> [Your task]
Return all lines where the word "content" can be found.

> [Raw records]
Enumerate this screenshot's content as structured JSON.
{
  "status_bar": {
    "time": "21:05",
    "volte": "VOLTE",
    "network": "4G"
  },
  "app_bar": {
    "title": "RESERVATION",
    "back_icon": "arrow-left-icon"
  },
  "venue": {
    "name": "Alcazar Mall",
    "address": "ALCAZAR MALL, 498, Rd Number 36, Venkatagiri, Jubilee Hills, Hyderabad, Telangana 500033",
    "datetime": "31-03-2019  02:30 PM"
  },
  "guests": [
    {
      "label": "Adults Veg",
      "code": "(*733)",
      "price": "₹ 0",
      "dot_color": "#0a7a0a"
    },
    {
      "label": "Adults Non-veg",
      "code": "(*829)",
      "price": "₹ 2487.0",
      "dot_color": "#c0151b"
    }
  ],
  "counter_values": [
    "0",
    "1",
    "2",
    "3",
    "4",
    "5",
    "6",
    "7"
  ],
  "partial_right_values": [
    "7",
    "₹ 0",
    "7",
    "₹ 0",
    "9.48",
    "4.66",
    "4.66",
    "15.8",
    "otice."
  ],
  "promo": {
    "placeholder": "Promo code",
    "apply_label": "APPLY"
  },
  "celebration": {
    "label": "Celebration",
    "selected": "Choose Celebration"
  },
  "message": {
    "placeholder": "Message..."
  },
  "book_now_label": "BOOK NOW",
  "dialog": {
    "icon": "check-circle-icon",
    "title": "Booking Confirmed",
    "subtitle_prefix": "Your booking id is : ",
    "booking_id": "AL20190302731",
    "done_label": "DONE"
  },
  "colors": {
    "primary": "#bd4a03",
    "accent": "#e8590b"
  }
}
* * *
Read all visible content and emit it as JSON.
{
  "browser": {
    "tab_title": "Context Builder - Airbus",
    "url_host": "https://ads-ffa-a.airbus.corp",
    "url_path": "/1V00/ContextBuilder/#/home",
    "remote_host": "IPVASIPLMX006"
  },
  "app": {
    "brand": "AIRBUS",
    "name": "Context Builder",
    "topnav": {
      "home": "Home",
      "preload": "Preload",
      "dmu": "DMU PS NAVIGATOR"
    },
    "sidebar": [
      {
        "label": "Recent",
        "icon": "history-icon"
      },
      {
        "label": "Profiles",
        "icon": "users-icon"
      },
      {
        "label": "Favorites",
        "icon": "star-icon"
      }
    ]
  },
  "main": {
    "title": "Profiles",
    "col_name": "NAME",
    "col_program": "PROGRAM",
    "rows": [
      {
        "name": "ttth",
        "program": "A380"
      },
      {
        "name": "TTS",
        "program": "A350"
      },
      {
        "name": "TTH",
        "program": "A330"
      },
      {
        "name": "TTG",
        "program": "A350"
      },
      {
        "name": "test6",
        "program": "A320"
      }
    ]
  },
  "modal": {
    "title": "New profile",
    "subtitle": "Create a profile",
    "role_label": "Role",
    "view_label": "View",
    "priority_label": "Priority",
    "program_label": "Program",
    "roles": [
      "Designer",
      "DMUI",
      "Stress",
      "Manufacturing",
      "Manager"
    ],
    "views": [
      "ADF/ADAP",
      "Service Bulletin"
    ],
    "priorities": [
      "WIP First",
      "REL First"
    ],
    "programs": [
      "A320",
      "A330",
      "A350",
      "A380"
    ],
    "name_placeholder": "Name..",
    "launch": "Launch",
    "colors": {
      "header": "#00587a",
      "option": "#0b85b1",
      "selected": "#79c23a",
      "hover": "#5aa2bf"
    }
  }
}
* * *
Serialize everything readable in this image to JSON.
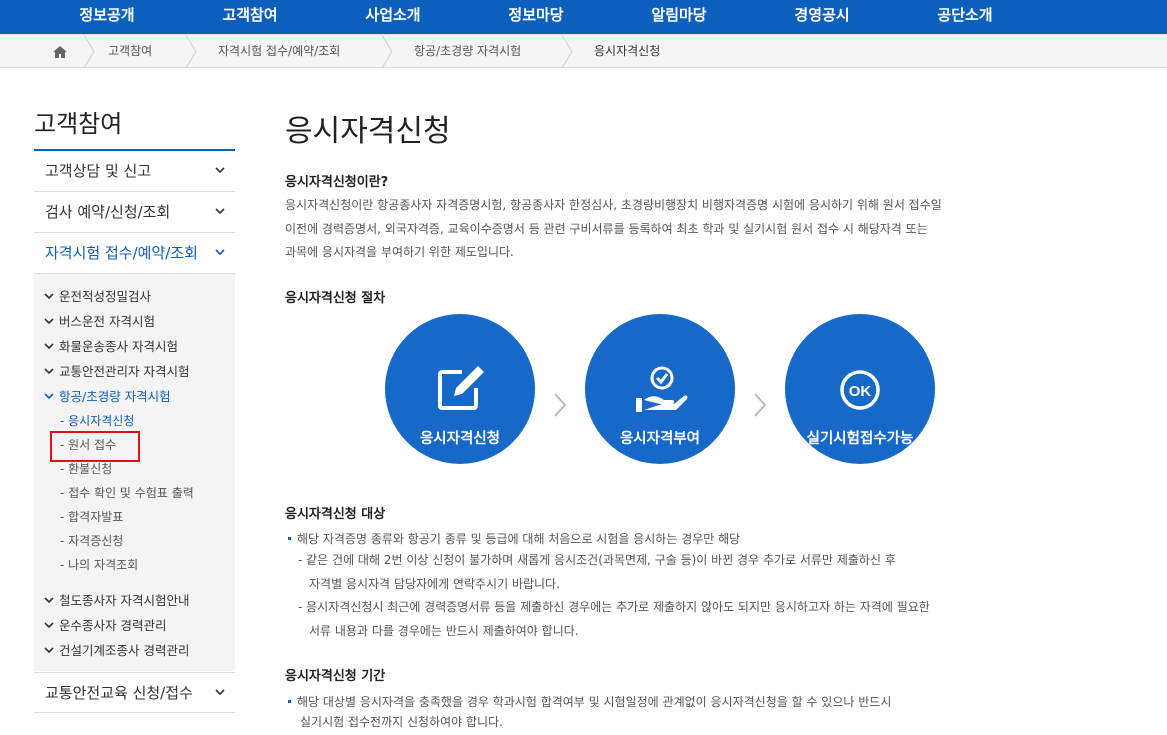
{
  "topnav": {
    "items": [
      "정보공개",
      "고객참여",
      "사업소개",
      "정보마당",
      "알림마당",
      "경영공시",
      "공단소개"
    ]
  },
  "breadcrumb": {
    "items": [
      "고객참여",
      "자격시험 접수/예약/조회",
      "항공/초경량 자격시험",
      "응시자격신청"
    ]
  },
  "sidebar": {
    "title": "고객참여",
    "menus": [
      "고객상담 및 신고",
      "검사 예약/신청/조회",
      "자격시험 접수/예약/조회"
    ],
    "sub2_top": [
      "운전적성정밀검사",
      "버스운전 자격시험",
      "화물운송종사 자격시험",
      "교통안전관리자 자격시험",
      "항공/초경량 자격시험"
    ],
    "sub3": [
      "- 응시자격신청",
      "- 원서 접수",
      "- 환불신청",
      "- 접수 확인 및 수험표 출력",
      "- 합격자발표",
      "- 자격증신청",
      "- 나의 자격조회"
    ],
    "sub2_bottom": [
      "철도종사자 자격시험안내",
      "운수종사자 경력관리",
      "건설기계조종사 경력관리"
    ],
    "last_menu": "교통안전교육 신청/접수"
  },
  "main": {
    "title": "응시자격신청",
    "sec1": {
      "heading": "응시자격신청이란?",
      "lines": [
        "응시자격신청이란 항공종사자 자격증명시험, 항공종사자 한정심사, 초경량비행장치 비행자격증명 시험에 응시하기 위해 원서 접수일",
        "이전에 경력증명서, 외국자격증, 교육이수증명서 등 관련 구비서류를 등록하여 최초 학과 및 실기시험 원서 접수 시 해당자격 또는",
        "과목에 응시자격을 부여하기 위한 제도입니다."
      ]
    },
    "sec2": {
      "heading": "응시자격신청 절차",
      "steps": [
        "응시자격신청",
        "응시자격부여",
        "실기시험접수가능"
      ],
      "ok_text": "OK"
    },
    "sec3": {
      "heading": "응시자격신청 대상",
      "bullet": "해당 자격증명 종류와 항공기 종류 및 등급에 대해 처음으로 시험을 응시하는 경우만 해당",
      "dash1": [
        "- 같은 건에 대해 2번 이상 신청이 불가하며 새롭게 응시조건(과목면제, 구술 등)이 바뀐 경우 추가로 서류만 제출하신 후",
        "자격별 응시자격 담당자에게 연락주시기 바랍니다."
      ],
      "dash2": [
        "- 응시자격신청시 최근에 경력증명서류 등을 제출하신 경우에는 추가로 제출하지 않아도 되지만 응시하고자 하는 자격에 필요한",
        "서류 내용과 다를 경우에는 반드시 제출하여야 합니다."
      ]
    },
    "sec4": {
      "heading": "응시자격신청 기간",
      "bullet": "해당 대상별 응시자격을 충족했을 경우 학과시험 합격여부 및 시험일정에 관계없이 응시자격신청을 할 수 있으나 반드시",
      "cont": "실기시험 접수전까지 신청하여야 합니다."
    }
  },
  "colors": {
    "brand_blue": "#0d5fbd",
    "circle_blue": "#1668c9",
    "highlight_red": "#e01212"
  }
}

> [Written solution]
Enumerate this screenshot's content as structured JSON.
Read all visible content and emit it as JSON.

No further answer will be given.